■ Requirement: Within the listing below, locate all lines containing the word "folder". Copy each one.

■ Record set:
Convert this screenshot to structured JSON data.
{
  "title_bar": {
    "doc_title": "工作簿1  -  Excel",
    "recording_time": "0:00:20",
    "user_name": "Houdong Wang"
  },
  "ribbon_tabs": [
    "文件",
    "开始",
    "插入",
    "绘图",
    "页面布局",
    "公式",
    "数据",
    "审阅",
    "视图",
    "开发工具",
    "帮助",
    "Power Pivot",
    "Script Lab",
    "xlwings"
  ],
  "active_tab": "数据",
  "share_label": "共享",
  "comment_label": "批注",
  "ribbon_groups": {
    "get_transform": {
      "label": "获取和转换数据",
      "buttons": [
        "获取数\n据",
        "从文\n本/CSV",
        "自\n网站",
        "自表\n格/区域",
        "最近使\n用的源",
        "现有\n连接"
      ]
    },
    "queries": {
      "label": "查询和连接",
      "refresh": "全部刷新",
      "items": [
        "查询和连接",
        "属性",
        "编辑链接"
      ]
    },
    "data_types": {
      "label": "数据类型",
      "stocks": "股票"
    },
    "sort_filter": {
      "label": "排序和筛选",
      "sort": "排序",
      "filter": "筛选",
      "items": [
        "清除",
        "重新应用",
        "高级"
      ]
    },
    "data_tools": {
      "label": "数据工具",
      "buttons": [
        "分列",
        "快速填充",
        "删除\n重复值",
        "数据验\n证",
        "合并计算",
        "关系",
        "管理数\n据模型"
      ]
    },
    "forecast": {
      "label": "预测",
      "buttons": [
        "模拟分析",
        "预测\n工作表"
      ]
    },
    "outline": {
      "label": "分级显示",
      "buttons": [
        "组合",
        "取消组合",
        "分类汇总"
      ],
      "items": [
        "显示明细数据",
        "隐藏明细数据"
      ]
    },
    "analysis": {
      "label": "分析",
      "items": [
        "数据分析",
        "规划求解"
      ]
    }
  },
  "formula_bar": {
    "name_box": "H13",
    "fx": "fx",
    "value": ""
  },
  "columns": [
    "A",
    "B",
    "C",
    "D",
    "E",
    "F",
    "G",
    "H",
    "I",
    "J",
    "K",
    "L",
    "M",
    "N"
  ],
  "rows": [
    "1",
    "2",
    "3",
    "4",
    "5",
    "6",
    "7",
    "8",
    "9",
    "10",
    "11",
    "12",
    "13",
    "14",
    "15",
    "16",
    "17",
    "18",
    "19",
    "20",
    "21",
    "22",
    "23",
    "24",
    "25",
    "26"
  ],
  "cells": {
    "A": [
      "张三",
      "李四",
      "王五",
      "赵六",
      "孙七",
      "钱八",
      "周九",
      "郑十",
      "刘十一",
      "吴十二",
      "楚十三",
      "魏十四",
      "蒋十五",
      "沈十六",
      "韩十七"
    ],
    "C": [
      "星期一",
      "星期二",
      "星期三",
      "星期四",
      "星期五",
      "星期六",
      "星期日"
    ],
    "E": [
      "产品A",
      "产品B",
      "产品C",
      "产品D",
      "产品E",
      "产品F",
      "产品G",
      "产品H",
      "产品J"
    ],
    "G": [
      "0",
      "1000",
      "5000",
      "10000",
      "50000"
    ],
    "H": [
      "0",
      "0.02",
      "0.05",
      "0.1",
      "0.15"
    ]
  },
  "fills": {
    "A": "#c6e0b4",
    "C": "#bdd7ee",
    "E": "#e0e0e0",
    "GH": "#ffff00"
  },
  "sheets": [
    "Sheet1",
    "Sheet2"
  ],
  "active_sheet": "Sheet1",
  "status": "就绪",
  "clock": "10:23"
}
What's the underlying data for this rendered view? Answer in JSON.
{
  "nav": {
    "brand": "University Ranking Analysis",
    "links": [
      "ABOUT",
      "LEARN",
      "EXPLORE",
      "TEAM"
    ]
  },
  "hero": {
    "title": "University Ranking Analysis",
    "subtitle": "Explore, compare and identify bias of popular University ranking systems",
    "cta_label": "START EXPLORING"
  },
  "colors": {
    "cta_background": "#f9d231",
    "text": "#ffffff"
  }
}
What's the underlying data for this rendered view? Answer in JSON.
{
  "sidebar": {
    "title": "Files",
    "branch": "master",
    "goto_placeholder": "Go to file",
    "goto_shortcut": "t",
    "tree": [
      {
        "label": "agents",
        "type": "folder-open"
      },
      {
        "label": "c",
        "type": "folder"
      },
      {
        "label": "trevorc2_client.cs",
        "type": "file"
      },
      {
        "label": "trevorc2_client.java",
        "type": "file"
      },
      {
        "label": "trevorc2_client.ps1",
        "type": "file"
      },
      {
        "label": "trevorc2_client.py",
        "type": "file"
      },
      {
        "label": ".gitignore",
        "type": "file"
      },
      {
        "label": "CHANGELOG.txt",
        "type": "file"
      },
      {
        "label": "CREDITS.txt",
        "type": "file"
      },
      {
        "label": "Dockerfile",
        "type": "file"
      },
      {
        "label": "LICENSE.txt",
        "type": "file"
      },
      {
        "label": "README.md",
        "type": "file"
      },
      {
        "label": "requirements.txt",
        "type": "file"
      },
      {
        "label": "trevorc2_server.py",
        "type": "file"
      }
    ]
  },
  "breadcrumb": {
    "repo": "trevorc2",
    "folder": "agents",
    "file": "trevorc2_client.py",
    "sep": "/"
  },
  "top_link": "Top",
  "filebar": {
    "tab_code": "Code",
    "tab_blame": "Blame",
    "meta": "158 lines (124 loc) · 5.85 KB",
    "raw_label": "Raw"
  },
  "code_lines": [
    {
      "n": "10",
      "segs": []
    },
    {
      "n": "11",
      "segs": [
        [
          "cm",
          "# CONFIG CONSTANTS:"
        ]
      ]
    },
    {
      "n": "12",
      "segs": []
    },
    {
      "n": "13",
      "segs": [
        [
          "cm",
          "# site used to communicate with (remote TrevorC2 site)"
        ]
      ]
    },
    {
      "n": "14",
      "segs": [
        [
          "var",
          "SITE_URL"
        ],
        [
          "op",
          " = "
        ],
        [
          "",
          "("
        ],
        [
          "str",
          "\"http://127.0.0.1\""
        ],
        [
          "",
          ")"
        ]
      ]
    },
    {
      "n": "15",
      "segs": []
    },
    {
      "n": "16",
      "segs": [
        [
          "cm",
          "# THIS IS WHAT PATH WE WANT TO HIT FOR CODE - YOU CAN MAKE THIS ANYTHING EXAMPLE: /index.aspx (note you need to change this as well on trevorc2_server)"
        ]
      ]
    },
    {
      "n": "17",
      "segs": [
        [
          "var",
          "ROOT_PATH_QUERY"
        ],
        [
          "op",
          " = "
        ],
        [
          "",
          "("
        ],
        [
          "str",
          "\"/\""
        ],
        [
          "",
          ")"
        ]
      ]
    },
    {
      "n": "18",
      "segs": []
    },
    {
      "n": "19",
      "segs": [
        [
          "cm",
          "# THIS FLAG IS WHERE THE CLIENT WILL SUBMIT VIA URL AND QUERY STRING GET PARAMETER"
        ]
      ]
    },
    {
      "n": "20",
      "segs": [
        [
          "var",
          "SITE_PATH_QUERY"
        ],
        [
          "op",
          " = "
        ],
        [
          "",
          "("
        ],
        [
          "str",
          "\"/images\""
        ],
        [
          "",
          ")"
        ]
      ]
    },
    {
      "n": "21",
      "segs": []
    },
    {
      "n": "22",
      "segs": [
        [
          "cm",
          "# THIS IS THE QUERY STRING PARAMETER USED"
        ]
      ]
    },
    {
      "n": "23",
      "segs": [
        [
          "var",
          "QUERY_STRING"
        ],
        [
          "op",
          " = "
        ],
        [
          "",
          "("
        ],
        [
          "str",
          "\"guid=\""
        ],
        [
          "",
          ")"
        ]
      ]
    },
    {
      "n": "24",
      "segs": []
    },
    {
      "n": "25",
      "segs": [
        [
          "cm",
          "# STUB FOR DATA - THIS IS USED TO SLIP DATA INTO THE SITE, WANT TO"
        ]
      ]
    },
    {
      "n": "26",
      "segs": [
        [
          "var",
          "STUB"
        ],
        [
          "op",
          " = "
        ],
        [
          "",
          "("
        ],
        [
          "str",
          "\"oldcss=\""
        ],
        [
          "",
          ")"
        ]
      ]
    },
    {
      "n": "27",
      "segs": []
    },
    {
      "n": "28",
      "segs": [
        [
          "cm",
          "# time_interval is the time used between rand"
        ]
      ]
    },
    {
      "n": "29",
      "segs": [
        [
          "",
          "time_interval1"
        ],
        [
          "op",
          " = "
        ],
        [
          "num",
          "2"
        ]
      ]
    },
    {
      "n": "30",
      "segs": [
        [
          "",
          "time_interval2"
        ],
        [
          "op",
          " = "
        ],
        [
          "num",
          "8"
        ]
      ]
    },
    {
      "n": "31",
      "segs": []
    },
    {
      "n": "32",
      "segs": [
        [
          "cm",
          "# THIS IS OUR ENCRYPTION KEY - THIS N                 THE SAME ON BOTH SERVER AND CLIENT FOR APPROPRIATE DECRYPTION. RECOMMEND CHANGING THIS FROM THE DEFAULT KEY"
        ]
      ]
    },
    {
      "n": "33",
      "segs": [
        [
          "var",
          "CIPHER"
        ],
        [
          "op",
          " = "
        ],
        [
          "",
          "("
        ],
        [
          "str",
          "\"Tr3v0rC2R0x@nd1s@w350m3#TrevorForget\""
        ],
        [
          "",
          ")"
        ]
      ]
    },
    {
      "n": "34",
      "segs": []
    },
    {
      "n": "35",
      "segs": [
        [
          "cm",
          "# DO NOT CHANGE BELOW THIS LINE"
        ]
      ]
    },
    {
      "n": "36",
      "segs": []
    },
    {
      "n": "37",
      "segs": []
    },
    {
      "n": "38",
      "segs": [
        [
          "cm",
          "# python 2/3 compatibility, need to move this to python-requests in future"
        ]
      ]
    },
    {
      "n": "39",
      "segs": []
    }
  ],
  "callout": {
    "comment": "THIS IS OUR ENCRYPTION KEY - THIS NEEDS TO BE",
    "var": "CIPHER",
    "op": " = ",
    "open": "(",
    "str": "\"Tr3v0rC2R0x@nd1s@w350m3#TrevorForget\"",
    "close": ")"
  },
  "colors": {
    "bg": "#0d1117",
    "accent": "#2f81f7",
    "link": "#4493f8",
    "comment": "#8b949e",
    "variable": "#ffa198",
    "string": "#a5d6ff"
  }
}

■ Reply:
        "type": "folder-open"
        "type": "folder"
    "folder": "agents",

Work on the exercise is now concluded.